## [WRITTEN INSTRUCTION]
Pick out each line of the records in which the word "meta" appears.
### EXTRACTED MATERIAL
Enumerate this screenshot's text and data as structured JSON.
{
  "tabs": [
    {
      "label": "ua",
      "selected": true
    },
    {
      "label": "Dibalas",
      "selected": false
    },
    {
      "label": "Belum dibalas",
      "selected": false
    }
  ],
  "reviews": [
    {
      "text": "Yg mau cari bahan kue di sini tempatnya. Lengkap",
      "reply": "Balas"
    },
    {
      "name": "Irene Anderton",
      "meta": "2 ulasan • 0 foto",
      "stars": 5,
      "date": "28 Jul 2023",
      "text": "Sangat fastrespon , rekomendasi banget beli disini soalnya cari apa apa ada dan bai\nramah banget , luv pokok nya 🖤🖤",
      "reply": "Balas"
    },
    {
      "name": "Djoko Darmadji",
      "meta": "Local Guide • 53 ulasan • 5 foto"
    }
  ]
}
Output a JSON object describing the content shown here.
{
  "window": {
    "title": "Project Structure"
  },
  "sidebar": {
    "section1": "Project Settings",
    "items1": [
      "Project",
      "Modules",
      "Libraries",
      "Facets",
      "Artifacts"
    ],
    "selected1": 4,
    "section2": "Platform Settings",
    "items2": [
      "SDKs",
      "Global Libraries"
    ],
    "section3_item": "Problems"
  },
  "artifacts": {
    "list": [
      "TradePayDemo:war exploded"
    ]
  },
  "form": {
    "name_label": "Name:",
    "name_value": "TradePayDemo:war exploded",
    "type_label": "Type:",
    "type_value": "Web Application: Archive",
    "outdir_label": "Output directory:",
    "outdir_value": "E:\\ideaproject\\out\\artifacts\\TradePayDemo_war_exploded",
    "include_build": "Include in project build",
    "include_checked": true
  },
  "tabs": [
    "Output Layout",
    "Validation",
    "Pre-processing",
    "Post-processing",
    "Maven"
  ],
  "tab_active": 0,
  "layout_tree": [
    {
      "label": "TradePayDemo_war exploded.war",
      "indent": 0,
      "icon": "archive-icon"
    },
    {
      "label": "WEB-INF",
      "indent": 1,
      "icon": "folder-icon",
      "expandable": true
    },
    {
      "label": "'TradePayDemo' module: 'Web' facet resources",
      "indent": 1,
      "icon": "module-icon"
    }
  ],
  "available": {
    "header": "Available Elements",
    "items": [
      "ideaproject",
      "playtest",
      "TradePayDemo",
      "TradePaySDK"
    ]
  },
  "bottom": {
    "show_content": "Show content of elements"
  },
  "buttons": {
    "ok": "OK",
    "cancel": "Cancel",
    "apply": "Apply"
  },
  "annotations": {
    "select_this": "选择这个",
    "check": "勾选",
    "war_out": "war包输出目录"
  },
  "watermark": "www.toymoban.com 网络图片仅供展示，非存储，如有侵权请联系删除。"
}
######
## [SOLUTION TO THE EXERCISE]
      "meta": "2 ulasan • 0 foto",
      "meta": "Local Guide • 53 ulasan • 5 foto"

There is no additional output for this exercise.